Aim of the exercise: Reproduce every record below exactly as written, but leave out any pictures.

Dataset records:
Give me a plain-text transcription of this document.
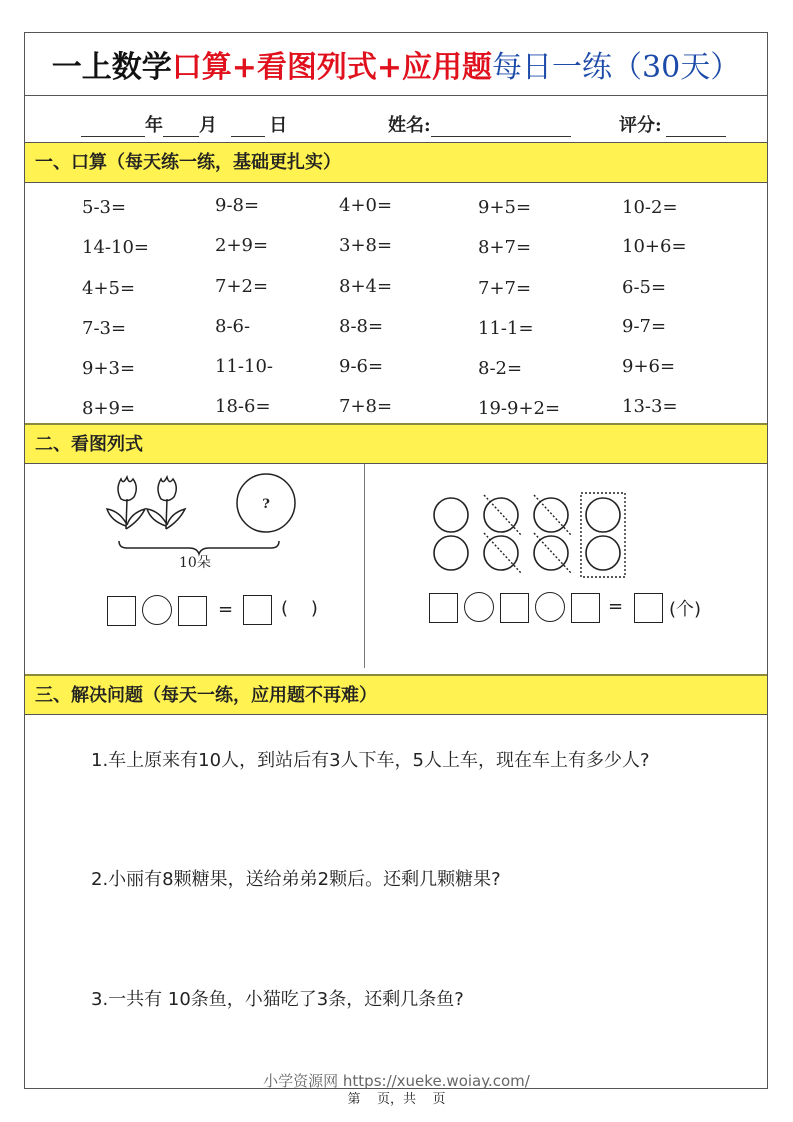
一上数学 口算+看图列式+应用题 每日一练（30天）
年 月	日	姓名:	评分:
一、口算（每天练一练，基础更扎实）
5-3=	9-8=	4+0=	9+5=	10-2=
14-10=	2+9=	3+8=	8+7=	10+6=
4+5=	7+2=	8+4=	7+7=	6-5=
7-3=	8-6-	8-8=	11-1=	9-7=
9+3=	11-10-	9-6=	8-2=	9+6=
8+9=	18-6=	7+8=	19-9+2=	13-3=
二、看图列式
?
10朵
=	(    )	=	(个)
三、解决问题（每天一练，应用题不再难）
1.车上原来有10人，到站后有3人下车，5人上车，现在车上有多少人?
2.小丽有8颗糖果，送给弟弟2颗后。还剩几颗糖果?
3.一共有 10条鱼，小猫吃了3条，还剩几条鱼?
小学资源网 https://xueke.woiay.com/
第    页，共    页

Worked answer:
Give me a plain-text transcription of this document.
一上数学 口算+看图列式+应用题 每日一练（30天）
年 月	日	姓名:	评分:
一、口算（每天练一练，基础更扎实）
5-3=	9-8=	4+0=	9+5=	10-2=
14-10=	2+9=	3+8=	8+7=	10+6=
4+5=	7+2=	8+4=	7+7=	6-5=
7-3=	8-6-	8-8=	11-1=	9-7=
9+3=	11-10-	9-6=	8-2=	9+6=
8+9=	18-6=	7+8=	19-9+2=	13-3=
二、看图列式
?
10朵
=	(    )	=	(个)
三、解决问题（每天一练，应用题不再难）
1.车上原来有10人，到站后有3人下车，5人上车，现在车上有多少人?
2.小丽有8颗糖果，送给弟弟2颗后。还剩几颗糖果?
3.一共有 10条鱼，小猫吃了3条，还剩几条鱼?
小学资源网 https://xueke.woiay.com/
第    页，共    页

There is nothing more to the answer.